▶ What you should do: Gather up the lines with the word "ylabel" in them.

▶ Stored rows:

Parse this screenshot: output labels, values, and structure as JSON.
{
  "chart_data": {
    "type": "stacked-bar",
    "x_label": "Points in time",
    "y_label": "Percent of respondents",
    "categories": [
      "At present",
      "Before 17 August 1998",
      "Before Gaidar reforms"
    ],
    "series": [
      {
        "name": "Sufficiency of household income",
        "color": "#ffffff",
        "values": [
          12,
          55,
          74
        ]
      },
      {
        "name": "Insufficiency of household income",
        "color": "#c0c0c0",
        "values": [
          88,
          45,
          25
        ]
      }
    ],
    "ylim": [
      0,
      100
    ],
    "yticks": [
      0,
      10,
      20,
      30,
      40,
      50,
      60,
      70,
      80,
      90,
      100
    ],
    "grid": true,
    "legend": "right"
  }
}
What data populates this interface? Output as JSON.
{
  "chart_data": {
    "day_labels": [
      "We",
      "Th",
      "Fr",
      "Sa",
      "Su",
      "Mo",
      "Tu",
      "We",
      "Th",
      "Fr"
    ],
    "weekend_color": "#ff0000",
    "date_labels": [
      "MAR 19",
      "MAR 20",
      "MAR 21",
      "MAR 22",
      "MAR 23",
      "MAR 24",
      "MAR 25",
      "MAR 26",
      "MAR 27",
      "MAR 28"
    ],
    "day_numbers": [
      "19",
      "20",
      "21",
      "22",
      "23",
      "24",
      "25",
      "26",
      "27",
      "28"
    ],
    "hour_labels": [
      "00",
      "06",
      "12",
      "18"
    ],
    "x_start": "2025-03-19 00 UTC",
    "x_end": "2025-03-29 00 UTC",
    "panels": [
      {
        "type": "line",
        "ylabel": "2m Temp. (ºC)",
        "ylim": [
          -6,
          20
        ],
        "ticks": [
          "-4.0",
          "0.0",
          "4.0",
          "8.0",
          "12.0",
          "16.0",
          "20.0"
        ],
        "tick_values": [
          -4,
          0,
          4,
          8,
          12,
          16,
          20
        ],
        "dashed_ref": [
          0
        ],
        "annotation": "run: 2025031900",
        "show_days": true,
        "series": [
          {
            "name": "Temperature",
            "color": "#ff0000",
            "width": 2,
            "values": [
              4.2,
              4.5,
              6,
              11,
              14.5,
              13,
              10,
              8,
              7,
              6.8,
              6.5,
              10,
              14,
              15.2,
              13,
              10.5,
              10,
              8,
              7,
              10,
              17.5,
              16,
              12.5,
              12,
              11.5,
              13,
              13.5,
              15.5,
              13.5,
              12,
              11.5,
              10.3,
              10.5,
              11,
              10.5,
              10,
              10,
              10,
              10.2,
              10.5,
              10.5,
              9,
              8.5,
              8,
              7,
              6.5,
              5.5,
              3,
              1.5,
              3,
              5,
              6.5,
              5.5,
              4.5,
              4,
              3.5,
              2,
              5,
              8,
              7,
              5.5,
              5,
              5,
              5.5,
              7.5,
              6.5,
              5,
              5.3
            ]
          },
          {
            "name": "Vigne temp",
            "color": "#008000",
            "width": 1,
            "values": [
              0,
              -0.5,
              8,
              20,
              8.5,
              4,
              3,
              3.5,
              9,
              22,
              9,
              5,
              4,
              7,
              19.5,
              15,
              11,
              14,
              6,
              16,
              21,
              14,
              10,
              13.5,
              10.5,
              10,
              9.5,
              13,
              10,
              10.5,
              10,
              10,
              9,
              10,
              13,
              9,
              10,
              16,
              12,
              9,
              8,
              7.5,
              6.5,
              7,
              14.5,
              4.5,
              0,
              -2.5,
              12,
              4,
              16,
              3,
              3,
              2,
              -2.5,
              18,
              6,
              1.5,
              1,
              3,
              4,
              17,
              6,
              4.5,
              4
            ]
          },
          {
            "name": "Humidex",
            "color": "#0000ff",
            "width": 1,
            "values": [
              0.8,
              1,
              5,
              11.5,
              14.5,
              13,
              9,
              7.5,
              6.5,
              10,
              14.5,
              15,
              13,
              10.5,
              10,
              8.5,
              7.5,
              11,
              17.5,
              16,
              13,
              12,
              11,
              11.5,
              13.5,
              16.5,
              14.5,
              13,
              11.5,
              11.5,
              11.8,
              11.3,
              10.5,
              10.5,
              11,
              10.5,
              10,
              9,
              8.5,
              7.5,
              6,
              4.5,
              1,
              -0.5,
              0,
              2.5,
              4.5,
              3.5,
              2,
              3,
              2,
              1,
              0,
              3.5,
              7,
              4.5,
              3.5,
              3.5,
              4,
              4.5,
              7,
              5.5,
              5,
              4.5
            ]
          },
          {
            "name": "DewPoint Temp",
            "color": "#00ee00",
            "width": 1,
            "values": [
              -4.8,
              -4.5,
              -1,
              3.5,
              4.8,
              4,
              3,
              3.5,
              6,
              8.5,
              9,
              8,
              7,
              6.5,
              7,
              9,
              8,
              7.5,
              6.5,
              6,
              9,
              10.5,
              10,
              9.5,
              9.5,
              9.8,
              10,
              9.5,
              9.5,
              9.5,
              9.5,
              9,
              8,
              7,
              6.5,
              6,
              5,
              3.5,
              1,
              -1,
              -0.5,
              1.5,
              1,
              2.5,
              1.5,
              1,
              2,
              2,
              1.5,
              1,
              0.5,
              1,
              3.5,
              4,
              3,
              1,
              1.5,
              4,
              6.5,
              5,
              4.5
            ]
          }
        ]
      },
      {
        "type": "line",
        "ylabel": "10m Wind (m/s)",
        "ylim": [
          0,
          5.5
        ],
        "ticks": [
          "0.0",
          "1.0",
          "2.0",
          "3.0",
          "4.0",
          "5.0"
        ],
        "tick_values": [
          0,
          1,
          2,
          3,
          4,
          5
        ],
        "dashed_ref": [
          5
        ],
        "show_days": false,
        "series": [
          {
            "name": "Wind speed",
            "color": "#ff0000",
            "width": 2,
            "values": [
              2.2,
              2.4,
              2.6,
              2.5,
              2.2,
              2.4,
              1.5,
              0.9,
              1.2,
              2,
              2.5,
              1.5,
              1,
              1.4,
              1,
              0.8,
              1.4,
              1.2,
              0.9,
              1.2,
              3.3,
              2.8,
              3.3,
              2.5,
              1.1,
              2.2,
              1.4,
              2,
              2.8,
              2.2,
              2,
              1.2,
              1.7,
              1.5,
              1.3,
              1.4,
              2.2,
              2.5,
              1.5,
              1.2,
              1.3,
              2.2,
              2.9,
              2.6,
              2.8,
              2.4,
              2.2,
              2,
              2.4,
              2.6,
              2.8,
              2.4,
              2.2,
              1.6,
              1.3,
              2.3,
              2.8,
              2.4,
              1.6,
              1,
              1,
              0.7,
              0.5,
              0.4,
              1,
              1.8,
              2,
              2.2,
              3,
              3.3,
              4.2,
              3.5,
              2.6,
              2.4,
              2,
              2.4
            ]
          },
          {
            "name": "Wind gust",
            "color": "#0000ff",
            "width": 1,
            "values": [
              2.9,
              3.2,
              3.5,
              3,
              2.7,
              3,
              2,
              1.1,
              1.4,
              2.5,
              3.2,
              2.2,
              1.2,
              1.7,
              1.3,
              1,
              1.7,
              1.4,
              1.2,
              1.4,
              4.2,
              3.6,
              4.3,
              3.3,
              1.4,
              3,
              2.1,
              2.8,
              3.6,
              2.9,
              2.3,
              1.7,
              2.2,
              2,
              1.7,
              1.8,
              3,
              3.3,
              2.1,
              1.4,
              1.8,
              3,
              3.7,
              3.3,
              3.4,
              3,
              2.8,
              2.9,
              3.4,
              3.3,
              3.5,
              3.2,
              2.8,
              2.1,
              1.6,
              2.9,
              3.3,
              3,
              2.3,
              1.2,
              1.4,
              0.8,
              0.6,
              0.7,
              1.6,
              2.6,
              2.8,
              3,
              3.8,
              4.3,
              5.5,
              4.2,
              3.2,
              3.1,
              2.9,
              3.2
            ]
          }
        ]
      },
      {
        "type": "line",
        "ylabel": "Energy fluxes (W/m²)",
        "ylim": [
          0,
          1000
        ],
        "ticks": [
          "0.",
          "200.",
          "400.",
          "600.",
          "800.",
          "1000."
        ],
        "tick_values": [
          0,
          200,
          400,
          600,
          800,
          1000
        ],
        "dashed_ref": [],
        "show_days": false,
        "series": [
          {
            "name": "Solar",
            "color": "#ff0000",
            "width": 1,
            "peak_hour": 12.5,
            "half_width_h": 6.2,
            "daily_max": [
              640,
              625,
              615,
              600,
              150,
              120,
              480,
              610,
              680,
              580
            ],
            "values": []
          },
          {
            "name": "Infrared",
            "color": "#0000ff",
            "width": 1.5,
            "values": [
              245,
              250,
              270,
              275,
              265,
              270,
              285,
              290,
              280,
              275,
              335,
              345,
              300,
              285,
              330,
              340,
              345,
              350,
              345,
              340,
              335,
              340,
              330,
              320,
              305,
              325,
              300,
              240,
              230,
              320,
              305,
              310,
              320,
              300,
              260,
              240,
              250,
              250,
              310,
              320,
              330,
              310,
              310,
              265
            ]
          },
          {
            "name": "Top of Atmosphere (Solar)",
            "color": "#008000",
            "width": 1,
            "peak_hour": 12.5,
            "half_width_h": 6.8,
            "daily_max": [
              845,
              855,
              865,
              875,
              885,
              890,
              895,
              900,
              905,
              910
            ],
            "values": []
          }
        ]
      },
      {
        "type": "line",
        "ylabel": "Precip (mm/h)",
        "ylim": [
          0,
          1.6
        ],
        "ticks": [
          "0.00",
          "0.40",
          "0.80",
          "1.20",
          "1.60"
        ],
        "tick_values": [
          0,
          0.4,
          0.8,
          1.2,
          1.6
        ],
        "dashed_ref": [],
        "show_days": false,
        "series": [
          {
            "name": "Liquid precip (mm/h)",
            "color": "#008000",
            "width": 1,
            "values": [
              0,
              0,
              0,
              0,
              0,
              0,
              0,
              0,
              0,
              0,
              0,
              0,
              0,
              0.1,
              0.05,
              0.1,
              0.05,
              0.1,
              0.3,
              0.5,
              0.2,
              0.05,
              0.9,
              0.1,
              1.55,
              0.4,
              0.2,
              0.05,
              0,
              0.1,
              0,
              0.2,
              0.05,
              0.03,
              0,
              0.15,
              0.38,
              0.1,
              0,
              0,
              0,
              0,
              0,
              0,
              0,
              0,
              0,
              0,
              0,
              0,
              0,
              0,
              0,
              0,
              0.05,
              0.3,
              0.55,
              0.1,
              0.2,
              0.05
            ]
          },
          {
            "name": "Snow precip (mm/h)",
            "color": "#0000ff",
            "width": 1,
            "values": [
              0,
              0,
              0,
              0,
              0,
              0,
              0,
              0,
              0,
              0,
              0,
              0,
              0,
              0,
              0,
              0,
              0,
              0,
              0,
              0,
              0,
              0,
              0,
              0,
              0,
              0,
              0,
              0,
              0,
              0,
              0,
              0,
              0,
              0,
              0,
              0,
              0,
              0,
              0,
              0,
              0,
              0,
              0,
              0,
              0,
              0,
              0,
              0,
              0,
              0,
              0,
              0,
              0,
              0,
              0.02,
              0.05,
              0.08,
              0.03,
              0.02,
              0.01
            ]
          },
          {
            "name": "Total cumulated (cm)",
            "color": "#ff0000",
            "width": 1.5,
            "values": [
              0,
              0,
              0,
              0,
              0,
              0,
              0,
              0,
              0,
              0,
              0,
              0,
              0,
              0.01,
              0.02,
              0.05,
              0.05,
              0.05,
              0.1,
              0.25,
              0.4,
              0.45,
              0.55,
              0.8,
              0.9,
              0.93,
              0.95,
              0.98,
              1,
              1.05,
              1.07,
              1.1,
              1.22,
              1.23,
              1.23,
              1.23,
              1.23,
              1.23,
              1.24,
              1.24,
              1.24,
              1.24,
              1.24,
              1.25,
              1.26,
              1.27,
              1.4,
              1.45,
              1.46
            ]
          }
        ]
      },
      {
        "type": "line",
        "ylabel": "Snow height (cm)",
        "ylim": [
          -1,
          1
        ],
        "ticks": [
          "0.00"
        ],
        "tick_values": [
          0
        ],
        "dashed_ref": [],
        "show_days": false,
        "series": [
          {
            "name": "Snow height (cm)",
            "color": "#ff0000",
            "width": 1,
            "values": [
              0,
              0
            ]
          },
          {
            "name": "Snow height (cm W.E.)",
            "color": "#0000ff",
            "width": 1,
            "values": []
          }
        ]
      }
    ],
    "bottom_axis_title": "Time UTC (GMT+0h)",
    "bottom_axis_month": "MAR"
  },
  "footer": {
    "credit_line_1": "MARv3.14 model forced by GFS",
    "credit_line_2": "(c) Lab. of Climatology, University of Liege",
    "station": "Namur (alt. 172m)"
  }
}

▶ Output for this exercise:
        "ylabel": "2m Temp. (ºC)",
        "ylabel": "10m Wind (m/s)",
        "ylabel": "Energy fluxes (W/m²)",
        "ylabel": "Precip (mm/h)",
        "ylabel": "Snow height (cm)",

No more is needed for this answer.